(Text)
_ _ _

I always look forward to driving along the A55 from Bangor to Conwy; while it is highly dangerous at times, depending on how late the HGV's are off the ferry at Holyhead, it also rewards with some breathtaking vistas. To seaward, there are views of the Ormes and of Penmon Point on Anglesey, but it is to landward that my attention always wanders. The magnificent remains of the Penmaenmawr inclines and drumhouses cover the headland like weathered veins of mineral on a pebble..for years I'd wondered about taking a closer look at them. There's that funny giant clock, as well...
Eventually, we made it and I wrote a blog post...which was subsequently lost on my old Blogger platform, along with a shedload of other stuff.. So this is my attempt at remembering what we did and how we got there- please bear with me if it seems a little sporadic here and there...

_ _ _

(Box annotation data)

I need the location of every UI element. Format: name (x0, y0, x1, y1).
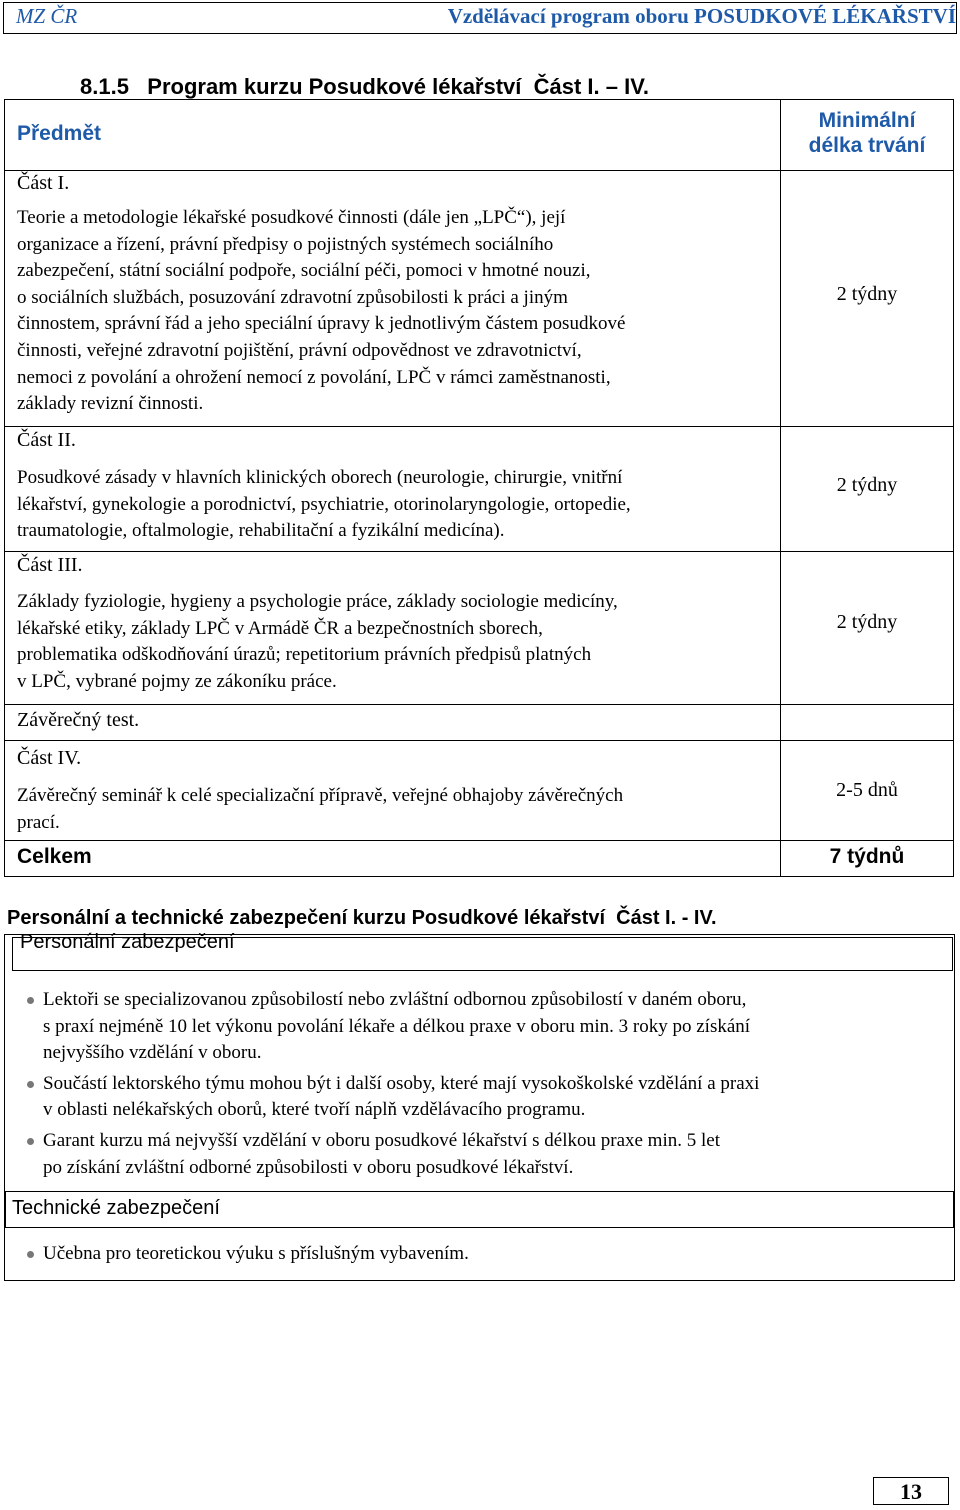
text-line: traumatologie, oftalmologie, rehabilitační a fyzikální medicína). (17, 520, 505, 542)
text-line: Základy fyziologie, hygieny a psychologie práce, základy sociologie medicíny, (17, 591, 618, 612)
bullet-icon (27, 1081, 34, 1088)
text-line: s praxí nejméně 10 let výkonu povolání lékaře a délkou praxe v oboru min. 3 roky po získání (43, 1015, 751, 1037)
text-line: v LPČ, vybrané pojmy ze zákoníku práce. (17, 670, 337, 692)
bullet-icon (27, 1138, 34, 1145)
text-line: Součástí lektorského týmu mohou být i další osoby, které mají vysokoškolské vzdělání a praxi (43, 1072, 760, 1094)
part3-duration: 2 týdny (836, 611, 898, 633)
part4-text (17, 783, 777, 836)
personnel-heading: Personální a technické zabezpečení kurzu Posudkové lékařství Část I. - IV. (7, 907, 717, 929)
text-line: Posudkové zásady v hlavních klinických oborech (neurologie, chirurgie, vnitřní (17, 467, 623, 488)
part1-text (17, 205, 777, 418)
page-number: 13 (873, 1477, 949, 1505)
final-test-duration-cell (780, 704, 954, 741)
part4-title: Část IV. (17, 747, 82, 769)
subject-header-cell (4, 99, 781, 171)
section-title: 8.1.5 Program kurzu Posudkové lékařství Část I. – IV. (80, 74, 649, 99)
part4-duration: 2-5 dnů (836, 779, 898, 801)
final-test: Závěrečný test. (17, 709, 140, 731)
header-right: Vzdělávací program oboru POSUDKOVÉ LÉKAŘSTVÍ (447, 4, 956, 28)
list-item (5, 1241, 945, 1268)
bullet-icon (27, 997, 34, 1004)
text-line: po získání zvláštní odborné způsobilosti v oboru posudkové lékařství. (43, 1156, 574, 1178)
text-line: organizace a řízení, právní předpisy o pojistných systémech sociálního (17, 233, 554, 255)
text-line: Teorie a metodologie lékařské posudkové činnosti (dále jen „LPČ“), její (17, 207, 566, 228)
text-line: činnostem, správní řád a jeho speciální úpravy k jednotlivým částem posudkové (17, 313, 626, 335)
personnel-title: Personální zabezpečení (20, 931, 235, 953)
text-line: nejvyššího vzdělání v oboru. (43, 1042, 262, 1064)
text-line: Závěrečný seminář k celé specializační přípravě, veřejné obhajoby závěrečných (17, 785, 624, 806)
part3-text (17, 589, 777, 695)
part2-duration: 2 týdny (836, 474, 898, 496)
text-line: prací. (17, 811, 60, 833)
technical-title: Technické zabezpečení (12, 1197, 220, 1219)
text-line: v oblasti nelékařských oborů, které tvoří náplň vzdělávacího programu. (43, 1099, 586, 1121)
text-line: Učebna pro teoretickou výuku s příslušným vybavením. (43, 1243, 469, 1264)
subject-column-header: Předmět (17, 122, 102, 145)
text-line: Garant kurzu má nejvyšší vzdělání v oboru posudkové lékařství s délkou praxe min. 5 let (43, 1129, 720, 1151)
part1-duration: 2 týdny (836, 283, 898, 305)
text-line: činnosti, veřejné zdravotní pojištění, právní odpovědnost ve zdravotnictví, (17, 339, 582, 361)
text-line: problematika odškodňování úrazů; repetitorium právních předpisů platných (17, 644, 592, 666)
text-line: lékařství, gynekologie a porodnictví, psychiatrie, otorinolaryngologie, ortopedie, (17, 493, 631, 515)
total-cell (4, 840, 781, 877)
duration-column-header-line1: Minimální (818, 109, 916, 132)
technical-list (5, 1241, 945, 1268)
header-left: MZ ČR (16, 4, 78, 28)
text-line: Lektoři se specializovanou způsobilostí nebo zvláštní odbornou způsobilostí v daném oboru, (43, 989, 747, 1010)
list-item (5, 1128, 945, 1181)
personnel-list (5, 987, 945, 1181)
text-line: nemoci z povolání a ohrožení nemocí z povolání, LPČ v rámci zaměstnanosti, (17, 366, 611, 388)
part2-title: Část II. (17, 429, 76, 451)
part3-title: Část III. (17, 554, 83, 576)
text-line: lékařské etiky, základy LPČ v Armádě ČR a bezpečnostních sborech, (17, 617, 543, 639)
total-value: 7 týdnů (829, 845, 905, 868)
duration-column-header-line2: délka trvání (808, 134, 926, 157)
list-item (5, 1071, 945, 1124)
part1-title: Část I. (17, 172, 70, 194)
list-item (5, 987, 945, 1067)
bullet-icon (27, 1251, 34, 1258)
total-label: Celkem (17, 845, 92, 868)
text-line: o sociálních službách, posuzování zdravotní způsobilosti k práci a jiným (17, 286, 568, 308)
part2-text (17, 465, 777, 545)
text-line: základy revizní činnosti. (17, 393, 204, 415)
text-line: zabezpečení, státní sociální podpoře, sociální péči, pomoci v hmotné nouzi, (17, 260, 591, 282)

_ _ _

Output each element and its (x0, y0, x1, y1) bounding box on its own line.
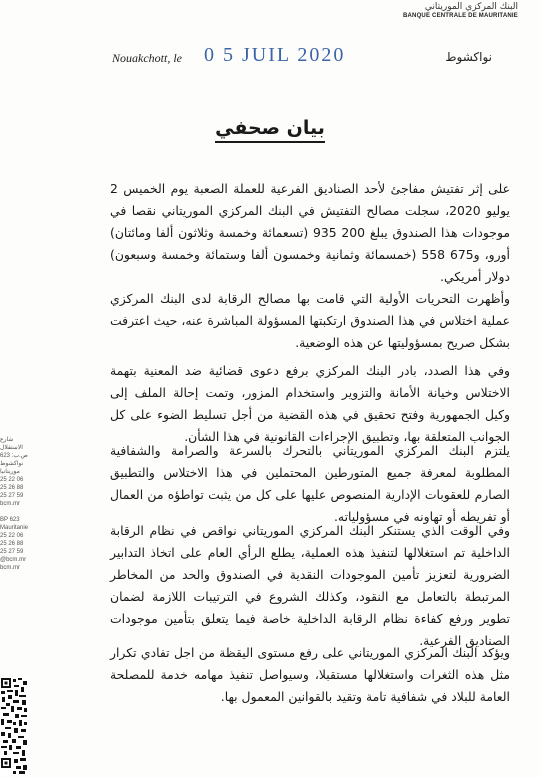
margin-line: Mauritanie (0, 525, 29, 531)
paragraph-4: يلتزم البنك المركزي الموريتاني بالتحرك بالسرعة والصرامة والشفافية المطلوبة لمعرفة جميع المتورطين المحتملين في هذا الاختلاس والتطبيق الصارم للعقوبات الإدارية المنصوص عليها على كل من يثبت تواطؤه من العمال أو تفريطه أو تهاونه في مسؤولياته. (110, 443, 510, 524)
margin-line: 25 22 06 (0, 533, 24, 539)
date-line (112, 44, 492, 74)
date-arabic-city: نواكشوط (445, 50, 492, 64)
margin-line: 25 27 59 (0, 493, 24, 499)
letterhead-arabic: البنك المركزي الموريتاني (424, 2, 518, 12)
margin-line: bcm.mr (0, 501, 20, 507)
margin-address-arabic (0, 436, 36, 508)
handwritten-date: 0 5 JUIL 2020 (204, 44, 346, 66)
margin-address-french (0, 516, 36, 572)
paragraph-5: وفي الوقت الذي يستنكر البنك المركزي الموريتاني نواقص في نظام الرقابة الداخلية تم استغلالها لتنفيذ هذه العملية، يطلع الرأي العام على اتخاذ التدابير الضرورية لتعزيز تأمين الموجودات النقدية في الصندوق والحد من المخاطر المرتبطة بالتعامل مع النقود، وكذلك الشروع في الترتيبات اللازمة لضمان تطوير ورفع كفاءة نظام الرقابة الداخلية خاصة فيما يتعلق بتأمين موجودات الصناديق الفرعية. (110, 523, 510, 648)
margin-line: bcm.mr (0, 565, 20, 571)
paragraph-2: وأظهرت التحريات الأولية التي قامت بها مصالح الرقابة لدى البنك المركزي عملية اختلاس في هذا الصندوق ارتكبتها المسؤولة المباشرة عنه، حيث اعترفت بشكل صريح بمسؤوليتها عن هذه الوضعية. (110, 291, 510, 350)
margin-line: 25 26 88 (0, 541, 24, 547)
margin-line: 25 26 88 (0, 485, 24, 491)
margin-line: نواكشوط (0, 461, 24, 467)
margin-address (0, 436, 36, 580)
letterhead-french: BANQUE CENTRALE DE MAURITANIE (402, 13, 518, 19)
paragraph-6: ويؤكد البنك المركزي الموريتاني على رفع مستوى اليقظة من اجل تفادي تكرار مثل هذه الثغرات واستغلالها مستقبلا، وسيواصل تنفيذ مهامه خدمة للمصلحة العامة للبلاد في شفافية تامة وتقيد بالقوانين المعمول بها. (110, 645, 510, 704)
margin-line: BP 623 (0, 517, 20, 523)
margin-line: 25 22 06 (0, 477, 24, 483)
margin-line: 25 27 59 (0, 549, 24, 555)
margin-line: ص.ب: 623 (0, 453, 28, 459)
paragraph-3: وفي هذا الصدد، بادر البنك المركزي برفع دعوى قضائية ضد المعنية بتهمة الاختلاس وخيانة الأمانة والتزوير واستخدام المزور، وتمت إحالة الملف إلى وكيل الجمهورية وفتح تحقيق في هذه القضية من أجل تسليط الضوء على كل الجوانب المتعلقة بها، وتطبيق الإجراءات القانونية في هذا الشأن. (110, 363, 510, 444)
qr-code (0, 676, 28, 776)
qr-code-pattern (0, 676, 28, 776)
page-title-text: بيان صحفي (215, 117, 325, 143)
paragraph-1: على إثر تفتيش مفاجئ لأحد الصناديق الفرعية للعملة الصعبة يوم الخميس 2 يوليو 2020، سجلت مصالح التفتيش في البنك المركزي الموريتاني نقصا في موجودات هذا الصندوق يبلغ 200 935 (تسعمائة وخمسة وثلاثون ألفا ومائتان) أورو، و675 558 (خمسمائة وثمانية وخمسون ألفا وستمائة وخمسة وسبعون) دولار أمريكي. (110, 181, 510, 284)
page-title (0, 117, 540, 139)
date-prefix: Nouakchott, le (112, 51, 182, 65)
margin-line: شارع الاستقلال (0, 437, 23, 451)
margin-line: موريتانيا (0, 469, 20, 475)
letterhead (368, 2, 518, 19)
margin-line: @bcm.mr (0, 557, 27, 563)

_ _ _

(Required tasks)
• A. From the post about driving the A55, quote the part that opens with the words containing "Eventually, we made" and closes with "here and there...".
• B. Answer these questions using the post about driving the A55:
(i) Between which two places does the writer enjoy driving on the A55?
(ii) What two sights are visible to seaward?
(iii) On which platform was the original blog post lost?
• C. List every geographic place named in the post about driving the A55, such as towns, headlands and islands, but not the road itself.

(Worked answers)
• A.
Eventually, we made it and I wrote a blog post...which was subsequently lost on my old Blogger platform, along with a shedload of other stuff.. So this is my attempt at remembering what we did and how we got there- please bear with me if it seems a little sporadic here and there...

• B.
(i) Bangor and Conwy
(ii) The Ormes and Penmon Point on Anglesey
(iii) The writer's old Blogger platform

• C.
Bangor
Conwy
Holyhead
the Ormes
Penmon Point
Anglesey
Penmaenmawr